┏━━

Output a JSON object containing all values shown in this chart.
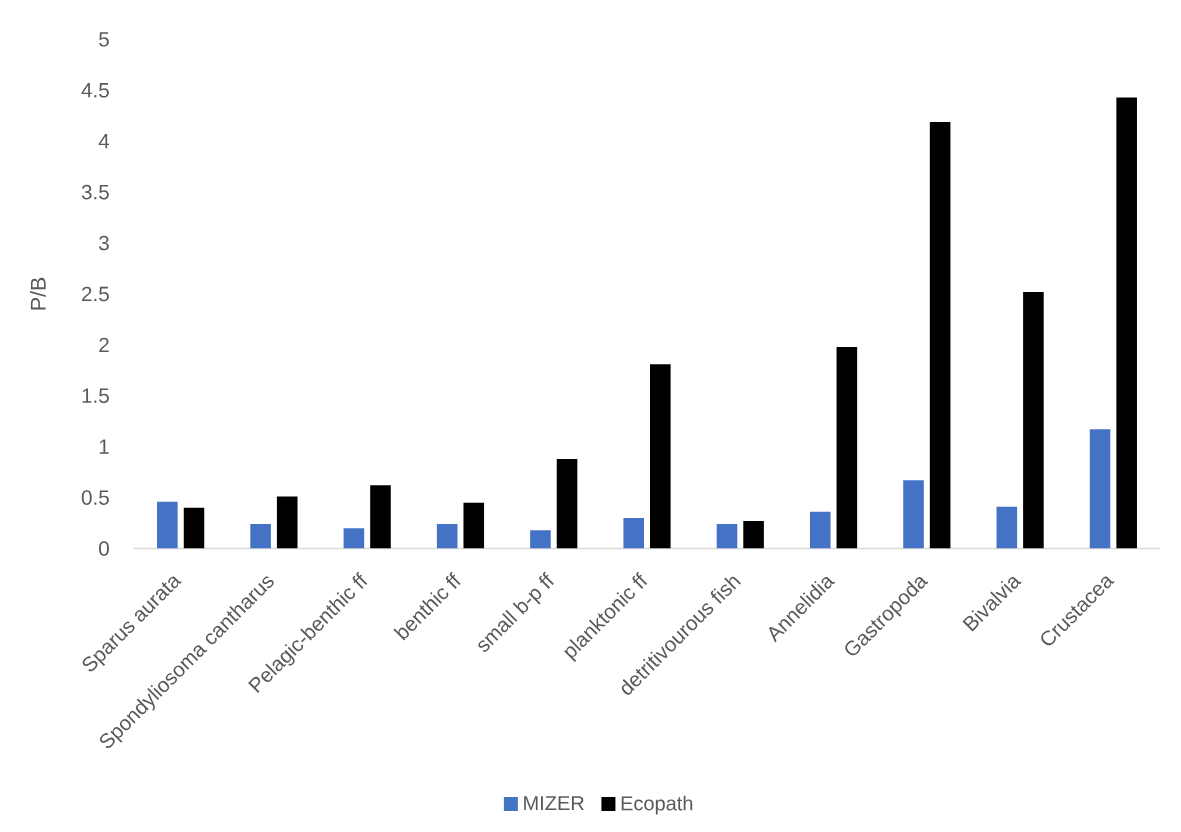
{
  "chart_data": {
    "type": "bar",
    "ylabel": "P/B",
    "categories": [
      "Sparus aurata",
      "Spondyliosoma cantharus",
      "Pelagic-benthic ff",
      "benthic ff",
      "small b-p ff",
      "planktonic ff",
      "detritivourous fish",
      "Annelidia",
      "Gastropoda",
      "Bivalvia",
      "Crustacea"
    ],
    "series": [
      {
        "name": "MIZER",
        "color": "#4472c4",
        "values": [
          0.46,
          0.24,
          0.2,
          0.24,
          0.18,
          0.3,
          0.24,
          0.36,
          0.67,
          0.41,
          1.17
        ]
      },
      {
        "name": "Ecopath",
        "color": "#000000",
        "values": [
          0.4,
          0.51,
          0.62,
          0.45,
          0.88,
          1.81,
          0.27,
          1.98,
          4.19,
          2.52,
          4.43
        ]
      }
    ],
    "ylim": [
      0,
      5
    ],
    "yticks": [
      0,
      0.5,
      1,
      1.5,
      2,
      2.5,
      3,
      3.5,
      4,
      4.5,
      5
    ],
    "legend": "bottom"
  }
}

┗━━

**Given task:** From the entries above, output every line exactly and omit any image.

**Exercise result:**
Output a JSON object containing all values shown in this chart.
{
  "chart_data": {
    "type": "bar",
    "ylabel": "P/B",
    "categories": [
      "Sparus aurata",
      "Spondyliosoma cantharus",
      "Pelagic-benthic ff",
      "benthic ff",
      "small b-p ff",
      "planktonic ff",
      "detritivourous fish",
      "Annelidia",
      "Gastropoda",
      "Bivalvia",
      "Crustacea"
    ],
    "series": [
      {
        "name": "MIZER",
        "color": "#4472c4",
        "values": [
          0.46,
          0.24,
          0.2,
          0.24,
          0.18,
          0.3,
          0.24,
          0.36,
          0.67,
          0.41,
          1.17
        ]
      },
      {
        "name": "Ecopath",
        "color": "#000000",
        "values": [
          0.4,
          0.51,
          0.62,
          0.45,
          0.88,
          1.81,
          0.27,
          1.98,
          4.19,
          2.52,
          4.43
        ]
      }
    ],
    "ylim": [
      0,
      5
    ],
    "yticks": [
      0,
      0.5,
      1,
      1.5,
      2,
      2.5,
      3,
      3.5,
      4,
      4.5,
      5
    ],
    "legend": "bottom"
  }
}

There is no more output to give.